▶ [Listing]
──────────────────────────────

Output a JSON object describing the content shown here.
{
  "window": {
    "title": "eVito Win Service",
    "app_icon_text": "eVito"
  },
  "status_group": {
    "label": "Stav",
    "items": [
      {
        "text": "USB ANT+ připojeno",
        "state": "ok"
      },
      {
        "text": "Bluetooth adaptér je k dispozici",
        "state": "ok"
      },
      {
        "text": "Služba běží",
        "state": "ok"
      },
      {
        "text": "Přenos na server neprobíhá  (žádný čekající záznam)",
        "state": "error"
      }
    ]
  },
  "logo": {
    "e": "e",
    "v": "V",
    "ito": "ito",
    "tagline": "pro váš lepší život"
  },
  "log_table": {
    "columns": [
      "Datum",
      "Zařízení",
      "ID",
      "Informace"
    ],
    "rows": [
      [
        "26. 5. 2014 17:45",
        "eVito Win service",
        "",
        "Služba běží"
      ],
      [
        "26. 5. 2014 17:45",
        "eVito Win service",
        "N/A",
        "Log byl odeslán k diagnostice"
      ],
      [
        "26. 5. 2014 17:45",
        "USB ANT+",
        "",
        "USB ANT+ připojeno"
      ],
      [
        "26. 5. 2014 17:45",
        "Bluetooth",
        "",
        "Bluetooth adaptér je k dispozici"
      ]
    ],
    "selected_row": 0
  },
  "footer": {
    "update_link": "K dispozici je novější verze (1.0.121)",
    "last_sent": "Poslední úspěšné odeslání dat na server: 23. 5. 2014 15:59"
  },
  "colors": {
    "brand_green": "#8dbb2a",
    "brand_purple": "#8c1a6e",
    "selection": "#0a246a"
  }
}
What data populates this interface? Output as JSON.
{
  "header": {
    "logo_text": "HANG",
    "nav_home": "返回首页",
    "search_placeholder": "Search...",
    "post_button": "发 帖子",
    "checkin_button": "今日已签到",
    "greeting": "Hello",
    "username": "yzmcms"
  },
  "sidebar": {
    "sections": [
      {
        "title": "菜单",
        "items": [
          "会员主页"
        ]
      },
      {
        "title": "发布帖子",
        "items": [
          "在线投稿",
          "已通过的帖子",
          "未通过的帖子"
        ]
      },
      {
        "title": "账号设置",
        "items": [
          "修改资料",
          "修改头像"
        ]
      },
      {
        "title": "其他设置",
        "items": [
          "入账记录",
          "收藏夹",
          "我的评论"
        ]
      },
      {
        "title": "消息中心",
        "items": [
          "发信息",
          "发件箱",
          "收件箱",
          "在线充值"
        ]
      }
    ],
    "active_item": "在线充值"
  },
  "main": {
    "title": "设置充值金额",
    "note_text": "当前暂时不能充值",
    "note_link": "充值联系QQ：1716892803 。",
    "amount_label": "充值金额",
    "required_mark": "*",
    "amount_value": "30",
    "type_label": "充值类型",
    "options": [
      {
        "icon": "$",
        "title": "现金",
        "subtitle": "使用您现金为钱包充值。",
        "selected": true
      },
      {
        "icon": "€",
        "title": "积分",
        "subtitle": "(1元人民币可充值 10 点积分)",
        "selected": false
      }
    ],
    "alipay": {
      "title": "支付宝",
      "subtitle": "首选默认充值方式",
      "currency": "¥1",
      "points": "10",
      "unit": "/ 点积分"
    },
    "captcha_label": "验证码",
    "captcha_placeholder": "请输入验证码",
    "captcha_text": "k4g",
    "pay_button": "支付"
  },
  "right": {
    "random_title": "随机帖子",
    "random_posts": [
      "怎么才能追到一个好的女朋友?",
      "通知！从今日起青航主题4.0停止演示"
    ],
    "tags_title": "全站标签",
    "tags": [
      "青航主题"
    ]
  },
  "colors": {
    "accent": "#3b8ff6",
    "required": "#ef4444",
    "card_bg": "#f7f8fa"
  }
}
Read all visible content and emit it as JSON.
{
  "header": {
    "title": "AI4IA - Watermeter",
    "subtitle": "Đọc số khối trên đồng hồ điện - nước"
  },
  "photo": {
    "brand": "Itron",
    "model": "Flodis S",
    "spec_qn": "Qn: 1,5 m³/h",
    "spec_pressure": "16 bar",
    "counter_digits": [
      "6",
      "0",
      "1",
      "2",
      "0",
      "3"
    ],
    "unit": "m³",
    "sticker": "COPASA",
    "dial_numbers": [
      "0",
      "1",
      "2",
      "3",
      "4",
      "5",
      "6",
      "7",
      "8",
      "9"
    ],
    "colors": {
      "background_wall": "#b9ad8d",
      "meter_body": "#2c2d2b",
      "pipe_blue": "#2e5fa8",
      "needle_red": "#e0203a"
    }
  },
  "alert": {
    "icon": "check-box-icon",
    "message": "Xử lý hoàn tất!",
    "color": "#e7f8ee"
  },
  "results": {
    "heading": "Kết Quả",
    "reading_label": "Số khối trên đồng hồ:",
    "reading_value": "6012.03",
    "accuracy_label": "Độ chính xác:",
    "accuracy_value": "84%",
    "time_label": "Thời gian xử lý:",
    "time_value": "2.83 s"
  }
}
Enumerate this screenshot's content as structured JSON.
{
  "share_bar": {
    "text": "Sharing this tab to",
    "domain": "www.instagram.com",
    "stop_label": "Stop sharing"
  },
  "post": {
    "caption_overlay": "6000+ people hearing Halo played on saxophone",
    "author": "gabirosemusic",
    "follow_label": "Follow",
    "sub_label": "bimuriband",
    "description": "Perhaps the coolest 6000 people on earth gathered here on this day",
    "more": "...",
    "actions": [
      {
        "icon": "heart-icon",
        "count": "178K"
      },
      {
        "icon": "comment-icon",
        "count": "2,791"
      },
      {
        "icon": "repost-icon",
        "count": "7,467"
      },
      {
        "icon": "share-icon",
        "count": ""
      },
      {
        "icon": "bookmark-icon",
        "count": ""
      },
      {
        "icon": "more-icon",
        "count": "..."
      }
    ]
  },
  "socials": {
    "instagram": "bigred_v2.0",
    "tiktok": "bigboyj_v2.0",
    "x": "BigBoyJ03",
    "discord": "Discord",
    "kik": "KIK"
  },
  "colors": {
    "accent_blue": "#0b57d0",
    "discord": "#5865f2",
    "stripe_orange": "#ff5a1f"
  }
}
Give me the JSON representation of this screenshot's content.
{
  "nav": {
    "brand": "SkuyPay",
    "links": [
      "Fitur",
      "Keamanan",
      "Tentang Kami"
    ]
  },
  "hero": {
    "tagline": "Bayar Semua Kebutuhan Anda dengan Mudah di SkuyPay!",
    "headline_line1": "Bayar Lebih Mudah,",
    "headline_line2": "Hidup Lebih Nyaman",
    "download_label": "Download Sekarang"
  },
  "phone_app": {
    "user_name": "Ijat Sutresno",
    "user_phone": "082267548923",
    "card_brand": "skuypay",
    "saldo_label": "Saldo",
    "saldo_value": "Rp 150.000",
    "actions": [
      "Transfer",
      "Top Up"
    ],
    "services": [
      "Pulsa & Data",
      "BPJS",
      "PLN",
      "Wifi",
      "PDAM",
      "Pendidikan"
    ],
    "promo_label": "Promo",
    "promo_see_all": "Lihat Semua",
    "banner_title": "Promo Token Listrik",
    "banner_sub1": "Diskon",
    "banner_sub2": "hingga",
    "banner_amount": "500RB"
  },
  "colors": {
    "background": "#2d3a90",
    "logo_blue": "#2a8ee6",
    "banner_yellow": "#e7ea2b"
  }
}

──────────────────────────────

Which lines contain "Semua"? Copy each of them out.

▶ [Answer for the task]
    "tagline": "Bayar Semua Kebutuhan Anda dengan Mudah di SkuyPay!",
    "promo_see_all": "Lihat Semua",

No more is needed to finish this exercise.